** AIM OF THE EXERCISE **
Filter out everything except lines holding "investigate".

|---|

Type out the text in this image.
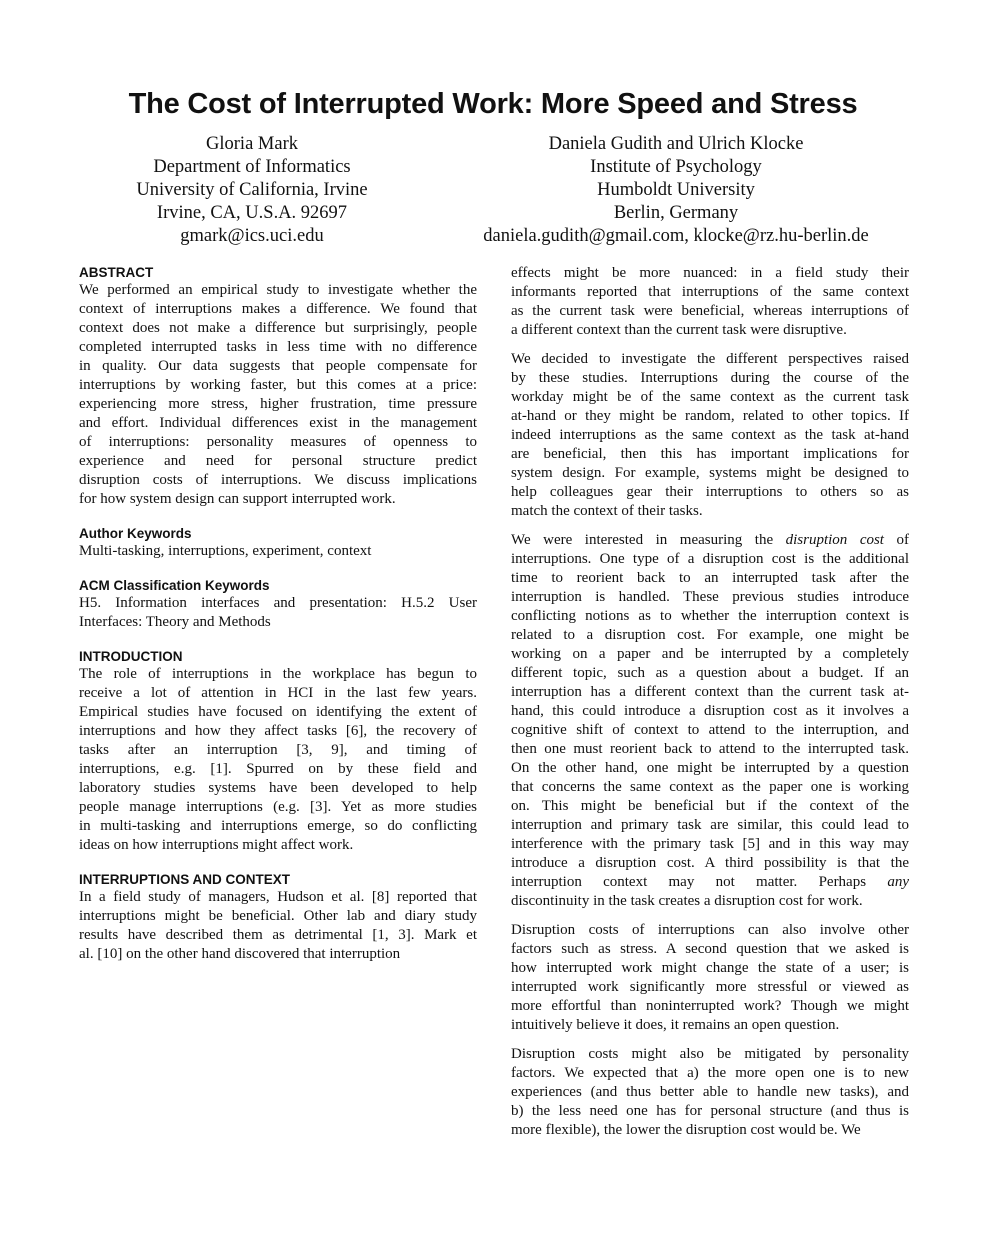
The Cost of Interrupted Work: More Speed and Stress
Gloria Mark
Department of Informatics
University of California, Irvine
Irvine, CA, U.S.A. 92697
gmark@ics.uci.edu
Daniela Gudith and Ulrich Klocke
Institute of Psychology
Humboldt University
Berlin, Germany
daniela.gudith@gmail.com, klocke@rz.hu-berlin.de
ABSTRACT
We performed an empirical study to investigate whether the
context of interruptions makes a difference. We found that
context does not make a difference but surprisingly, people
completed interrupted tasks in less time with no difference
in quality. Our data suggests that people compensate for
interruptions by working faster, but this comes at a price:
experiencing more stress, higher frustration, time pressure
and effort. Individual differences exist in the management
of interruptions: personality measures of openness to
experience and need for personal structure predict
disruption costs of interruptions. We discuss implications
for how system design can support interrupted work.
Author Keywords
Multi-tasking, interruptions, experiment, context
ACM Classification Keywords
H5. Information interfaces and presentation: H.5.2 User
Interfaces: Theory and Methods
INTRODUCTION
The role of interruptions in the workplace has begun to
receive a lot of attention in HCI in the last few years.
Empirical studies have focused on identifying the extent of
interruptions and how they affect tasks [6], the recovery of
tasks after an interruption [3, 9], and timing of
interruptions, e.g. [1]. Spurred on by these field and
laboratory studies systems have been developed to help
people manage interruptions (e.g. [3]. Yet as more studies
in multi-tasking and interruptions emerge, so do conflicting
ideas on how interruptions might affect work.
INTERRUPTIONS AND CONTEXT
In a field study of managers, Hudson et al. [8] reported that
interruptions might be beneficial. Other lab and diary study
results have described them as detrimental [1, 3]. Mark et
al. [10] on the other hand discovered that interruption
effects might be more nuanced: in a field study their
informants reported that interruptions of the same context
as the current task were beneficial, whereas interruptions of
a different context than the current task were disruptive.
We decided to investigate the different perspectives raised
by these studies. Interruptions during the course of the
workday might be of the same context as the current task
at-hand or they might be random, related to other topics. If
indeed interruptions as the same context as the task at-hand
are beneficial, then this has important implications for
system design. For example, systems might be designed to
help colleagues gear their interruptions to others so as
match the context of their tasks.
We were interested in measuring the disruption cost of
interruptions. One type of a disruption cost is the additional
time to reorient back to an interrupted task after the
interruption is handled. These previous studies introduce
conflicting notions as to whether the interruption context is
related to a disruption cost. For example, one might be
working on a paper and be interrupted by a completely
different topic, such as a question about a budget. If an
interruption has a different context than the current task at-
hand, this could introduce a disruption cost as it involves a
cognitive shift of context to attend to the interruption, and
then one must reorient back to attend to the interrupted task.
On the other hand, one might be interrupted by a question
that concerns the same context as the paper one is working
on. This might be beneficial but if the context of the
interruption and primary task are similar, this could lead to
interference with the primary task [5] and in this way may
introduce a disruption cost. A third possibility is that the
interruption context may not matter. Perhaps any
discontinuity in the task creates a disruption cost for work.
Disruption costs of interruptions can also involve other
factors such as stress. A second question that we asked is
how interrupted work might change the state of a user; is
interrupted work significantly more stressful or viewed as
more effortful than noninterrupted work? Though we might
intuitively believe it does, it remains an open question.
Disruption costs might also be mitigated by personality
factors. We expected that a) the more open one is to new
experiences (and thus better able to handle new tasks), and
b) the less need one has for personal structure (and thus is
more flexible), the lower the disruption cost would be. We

|---|

** RESPONSE TO THIS EXERCISE **
We performed an empirical study to investigate whether the
We decided to investigate the different perspectives raised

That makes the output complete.